What is expected => Write out the full set of records below exactly.

--- BEGIN Excerpted records ---

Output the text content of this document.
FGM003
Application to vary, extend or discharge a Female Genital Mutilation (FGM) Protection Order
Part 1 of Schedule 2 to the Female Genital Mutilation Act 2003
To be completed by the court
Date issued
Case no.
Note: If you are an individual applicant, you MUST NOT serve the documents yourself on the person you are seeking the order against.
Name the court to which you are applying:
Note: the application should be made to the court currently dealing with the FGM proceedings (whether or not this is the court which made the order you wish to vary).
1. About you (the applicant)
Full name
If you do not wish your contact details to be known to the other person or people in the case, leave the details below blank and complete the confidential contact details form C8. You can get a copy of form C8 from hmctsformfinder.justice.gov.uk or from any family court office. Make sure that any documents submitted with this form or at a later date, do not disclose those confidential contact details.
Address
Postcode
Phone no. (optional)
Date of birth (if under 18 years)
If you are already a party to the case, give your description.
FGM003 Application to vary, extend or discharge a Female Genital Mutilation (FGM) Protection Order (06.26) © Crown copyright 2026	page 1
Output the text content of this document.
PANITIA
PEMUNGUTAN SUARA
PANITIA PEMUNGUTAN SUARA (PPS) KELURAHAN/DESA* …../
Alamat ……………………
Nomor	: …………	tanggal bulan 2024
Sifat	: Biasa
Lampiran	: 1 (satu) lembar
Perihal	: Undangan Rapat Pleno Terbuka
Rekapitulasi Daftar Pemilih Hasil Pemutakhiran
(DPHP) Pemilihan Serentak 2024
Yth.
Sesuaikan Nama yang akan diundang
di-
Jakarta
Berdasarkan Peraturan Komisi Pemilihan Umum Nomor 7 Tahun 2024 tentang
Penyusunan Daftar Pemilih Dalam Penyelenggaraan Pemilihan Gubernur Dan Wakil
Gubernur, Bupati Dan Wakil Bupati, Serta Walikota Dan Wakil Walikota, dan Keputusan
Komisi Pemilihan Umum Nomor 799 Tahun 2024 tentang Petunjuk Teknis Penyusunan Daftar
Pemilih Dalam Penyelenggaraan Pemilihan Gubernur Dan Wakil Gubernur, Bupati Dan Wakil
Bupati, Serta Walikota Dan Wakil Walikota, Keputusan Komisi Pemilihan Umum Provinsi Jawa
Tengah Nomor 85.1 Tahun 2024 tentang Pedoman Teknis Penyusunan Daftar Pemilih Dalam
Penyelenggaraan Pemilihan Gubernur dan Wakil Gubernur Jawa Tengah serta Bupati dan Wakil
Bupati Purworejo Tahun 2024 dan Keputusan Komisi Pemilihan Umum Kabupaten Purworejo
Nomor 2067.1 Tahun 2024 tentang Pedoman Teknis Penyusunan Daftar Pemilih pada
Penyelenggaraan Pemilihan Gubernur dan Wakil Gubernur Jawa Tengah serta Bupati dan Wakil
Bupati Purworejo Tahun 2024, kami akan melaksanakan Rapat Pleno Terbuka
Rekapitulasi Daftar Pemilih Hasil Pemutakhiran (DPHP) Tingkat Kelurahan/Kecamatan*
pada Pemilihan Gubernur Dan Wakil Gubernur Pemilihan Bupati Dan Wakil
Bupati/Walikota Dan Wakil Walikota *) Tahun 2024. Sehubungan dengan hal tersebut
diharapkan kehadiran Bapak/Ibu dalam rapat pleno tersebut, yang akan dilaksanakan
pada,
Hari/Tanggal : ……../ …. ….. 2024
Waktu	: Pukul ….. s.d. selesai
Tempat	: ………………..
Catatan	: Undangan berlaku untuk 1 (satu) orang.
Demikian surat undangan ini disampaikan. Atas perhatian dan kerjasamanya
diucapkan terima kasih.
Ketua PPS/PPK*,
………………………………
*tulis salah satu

--- END Excerpted records ---

Task solution =>
Output the text content of this document.
FGM003
Application to vary, extend or discharge a Female Genital Mutilation (FGM) Protection Order
Part 1 of Schedule 2 to the Female Genital Mutilation Act 2003
To be completed by the court
Date issued
Case no.
Note: If you are an individual applicant, you MUST NOT serve the documents yourself on the person you are seeking the order against.
Name the court to which you are applying:
Note: the application should be made to the court currently dealing with the FGM proceedings (whether or not this is the court which made the order you wish to vary).
1. About you (the applicant)
Full name
If you do not wish your contact details to be known to the other person or people in the case, leave the details below blank and complete the confidential contact details form C8. You can get a copy of form C8 from hmctsformfinder.justice.gov.uk or from any family court office. Make sure that any documents submitted with this form or at a later date, do not disclose those confidential contact details.
Address
Postcode
Phone no. (optional)
Date of birth (if under 18 years)
If you are already a party to the case, give your description.
FGM003 Application to vary, extend or discharge a Female Genital Mutilation (FGM) Protection Order (06.26) © Crown copyright 2026	page 1
Output the text content of this document.
PANITIA
PEMUNGUTAN SUARA
PANITIA PEMUNGUTAN SUARA (PPS) KELURAHAN/DESA* …../
Alamat ……………………
Nomor	: …………	tanggal bulan 2024
Sifat	: Biasa
Lampiran	: 1 (satu) lembar
Perihal	: Undangan Rapat Pleno Terbuka
Rekapitulasi Daftar Pemilih Hasil Pemutakhiran
(DPHP) Pemilihan Serentak 2024
Yth.
Sesuaikan Nama yang akan diundang
di-
Jakarta
Berdasarkan Peraturan Komisi Pemilihan Umum Nomor 7 Tahun 2024 tentang
Penyusunan Daftar Pemilih Dalam Penyelenggaraan Pemilihan Gubernur Dan Wakil
Gubernur, Bupati Dan Wakil Bupati, Serta Walikota Dan Wakil Walikota, dan Keputusan
Komisi Pemilihan Umum Nomor 799 Tahun 2024 tentang Petunjuk Teknis Penyusunan Daftar
Pemilih Dalam Penyelenggaraan Pemilihan Gubernur Dan Wakil Gubernur, Bupati Dan Wakil
Bupati, Serta Walikota Dan Wakil Walikota, Keputusan Komisi Pemilihan Umum Provinsi Jawa
Tengah Nomor 85.1 Tahun 2024 tentang Pedoman Teknis Penyusunan Daftar Pemilih Dalam
Penyelenggaraan Pemilihan Gubernur dan Wakil Gubernur Jawa Tengah serta Bupati dan Wakil
Bupati Purworejo Tahun 2024 dan Keputusan Komisi Pemilihan Umum Kabupaten Purworejo
Nomor 2067.1 Tahun 2024 tentang Pedoman Teknis Penyusunan Daftar Pemilih pada
Penyelenggaraan Pemilihan Gubernur dan Wakil Gubernur Jawa Tengah serta Bupati dan Wakil
Bupati Purworejo Tahun 2024, kami akan melaksanakan Rapat Pleno Terbuka
Rekapitulasi Daftar Pemilih Hasil Pemutakhiran (DPHP) Tingkat Kelurahan/Kecamatan*
pada Pemilihan Gubernur Dan Wakil Gubernur Pemilihan Bupati Dan Wakil
Bupati/Walikota Dan Wakil Walikota *) Tahun 2024. Sehubungan dengan hal tersebut
diharapkan kehadiran Bapak/Ibu dalam rapat pleno tersebut, yang akan dilaksanakan
pada,
Hari/Tanggal : ……../ …. ….. 2024
Waktu	: Pukul ….. s.d. selesai
Tempat	: ………………..
Catatan	: Undangan berlaku untuk 1 (satu) orang.
Demikian surat undangan ini disampaikan. Atas perhatian dan kerjasamanya
diucapkan terima kasih.
Ketua PPS/PPK*,
………………………………
*tulis salah satu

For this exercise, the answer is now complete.